Given task A
In the Mike Royko piece, why did Chicago journalists often hang out at the Billy Goat Tavern?

Text segment
Posted by M. C. on August 16, 2023

The well-rewarded bootlicker has always been the mainstream character of New York, exemplified in many, including New York hero Alexander Hamilton, so lauded that he has a play named for him and his bootlicking existence. I will take a gutsy John Kass any day.

By Allan Stevo

One day, Mike Royko was all done. Mike Royko was on the second page of The Chicago Tribune. Boy did he write some good politics. He cut down the Daleys in his writing like nobody’s business.

He played softball — 16 inch, like a true Chicagoan. 16 inch is the kind of softball you can play with no mitt on one hand and a can of  Old Style beer in the other hand. The ball is soft. The home runs are fun. The thing just lobs off the bat through the air.

He was culturally of Chicago — a Polish mom and Ukrainian dad. Though he was a journalist, he was very much a working class man. And through a combination of playful characters, telling snapshots of life, and observations on Chicago corruption he wove together a world that his readers could enjoy.

There was a Saturday Night Live skit in the 1980s about a place they called the Olympia Cafe on the show. “Cheezborger. Cheezborger. Cheezborger! No fries, Cheeps! No Pepsi, Coke!”

Look it up and watch it if you don’t know what I’m talking about.

This skit was about the real life Billy Goat Tavern. It was (and still is) located on Lower Michigan Avenue, an underground street in Chicago, that I can’t imagine anyone wanting to open a business on. You had to step past bums in cardboard boxes to get there. It was steps away from the two headquarters of the two rival newspapers in town, so the Billy Goat was where the rough-around-the-edges Chicago journalists would often hang out.

Saturday Night Live has a history of being a New York City show that relied on edgy Chicago talent. Wealthy Manhattanites have a long history of slumming it in Chicago when they want a truthful slice of life. They just couldn’t get that the same way from their fellow New York bootlickers, which gets to the heart of why Saturday Night Live has become unwatchable — no guts, all bootlicking.

Before Saturday Night Live’s writers got wind of the Billy Goat and made it famous, it was Mike Royko who wrote about it and made it the thing of legends: that place, its owner Bill Sianis, “the curse of the Billy Goat” (which gave the Chicago Cubs one nightmare of a losing streak), and a lot more.

Royko knew how to write politics, but he also knew how to grab you by the heart.

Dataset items
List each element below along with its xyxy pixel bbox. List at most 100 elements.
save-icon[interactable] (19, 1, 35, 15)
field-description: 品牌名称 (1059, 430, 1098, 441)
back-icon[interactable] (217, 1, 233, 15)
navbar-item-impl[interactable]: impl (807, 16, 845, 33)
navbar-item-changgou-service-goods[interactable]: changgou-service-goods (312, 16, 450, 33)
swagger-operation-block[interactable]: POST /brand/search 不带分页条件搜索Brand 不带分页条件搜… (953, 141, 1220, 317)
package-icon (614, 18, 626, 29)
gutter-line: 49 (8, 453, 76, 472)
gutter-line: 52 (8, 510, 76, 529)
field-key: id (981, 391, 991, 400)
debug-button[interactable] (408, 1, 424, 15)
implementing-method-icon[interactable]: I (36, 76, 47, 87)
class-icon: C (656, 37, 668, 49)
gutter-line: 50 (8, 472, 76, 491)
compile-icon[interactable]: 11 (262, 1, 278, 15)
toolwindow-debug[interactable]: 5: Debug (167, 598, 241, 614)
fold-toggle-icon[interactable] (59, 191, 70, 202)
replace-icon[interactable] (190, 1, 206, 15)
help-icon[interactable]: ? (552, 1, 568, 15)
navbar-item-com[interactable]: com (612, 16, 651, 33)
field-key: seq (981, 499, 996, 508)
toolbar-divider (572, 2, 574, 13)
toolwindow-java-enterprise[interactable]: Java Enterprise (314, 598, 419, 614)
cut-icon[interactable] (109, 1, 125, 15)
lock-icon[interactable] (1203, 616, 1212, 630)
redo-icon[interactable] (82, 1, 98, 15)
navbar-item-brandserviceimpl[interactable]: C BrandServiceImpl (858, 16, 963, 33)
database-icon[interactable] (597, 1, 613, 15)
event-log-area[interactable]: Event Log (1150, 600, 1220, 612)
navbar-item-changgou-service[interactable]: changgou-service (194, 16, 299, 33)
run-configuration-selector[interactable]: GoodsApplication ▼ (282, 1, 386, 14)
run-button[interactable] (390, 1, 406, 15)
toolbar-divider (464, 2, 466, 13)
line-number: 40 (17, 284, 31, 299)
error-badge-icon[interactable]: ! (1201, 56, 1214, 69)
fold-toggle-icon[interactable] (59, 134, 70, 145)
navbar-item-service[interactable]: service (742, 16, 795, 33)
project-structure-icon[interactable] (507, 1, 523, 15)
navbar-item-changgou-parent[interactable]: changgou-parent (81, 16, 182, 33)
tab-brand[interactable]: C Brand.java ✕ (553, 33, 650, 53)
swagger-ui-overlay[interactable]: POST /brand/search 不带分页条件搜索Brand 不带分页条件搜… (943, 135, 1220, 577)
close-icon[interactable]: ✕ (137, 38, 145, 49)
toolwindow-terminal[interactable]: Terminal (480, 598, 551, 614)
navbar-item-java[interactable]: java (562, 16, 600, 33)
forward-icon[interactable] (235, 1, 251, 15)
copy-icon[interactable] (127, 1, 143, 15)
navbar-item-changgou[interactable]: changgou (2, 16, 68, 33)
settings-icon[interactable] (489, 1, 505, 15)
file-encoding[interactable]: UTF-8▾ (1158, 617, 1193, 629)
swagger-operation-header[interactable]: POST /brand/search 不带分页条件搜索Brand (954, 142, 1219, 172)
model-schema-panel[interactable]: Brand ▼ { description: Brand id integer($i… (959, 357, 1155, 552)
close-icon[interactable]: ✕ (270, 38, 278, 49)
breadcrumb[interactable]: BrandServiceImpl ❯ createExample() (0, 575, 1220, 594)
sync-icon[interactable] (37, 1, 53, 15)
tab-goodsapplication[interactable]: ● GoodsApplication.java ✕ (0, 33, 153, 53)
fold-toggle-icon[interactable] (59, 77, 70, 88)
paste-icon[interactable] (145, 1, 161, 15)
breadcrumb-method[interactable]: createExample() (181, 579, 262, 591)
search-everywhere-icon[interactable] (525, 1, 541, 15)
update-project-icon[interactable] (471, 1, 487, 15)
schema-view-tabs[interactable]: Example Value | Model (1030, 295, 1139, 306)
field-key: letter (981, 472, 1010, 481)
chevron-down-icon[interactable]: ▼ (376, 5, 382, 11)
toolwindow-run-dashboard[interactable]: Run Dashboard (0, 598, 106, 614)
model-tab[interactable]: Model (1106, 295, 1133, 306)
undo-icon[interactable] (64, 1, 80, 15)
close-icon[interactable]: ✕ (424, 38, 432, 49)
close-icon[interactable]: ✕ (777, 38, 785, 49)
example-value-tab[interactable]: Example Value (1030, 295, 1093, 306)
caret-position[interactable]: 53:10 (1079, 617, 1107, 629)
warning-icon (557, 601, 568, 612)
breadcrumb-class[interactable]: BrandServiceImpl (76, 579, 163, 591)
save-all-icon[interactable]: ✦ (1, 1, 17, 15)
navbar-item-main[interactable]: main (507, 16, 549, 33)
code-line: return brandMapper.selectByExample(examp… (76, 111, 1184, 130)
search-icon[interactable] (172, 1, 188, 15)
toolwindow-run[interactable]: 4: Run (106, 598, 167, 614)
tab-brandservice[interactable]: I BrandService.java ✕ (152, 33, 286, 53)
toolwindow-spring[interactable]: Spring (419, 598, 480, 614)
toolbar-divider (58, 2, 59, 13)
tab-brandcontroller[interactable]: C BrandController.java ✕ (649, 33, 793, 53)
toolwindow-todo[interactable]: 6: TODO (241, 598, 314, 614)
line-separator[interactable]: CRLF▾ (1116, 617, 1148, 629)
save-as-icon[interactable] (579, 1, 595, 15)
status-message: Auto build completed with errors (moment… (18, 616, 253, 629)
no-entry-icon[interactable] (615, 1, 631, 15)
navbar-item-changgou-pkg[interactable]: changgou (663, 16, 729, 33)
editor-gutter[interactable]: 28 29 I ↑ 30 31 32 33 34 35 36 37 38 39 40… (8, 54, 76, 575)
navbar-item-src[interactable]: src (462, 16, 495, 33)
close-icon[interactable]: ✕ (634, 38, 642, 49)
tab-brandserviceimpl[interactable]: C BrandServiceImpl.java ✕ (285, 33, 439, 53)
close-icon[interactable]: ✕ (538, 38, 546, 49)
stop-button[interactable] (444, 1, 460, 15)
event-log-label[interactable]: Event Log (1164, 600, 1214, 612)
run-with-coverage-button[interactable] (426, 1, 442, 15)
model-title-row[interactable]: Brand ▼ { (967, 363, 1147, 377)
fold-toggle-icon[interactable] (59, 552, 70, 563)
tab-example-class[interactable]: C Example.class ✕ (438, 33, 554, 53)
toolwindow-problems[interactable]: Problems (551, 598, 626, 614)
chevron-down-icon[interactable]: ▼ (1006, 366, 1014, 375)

Given task B
Recast the listing from its first line through the line containing "gutter-line: 52 (8, 510, 76, 529)" as a Markdown table with the columns Row and Line, omitting blank lines.

Exercise result A
The Billy Goat Tavern was steps away from the headquarters of the town's two rival newspapers. That made it the place where the rough-around-the-edges Chicago journalists would often hang out.

Exercise result B
| Row | Line |
|---|---|
| 1 | List each element below along with its xyxy pixel bbox. List at most 100 elements. |
| 2 | save-icon[interactable] (19, 1, 35, 15) |
| 3 | field-description: 品牌名称 (1059, 430, 1098, 441) |
| 4 | back-icon[interactable] (217, 1, 233, 15) |
| 5 | navbar-item-impl[interactable]: impl (807, 16, 845, 33) |
| 6 | navbar-item-changgou-service-goods[interactable]: changgou-service-goods (312, 16, 450, 33) |
| 7 | swagger-operation-block[interactable]: POST /brand/search 不带分页条件搜索Brand 不带分页条件搜… (953, 141, 1220, 317) |
| 8 | package-icon (614, 18, 626, 29) |
| 9 | gutter-line: 49 (8, 453, 76, 472) |
| 10 | gutter-line: 52 (8, 510, 76, 529) |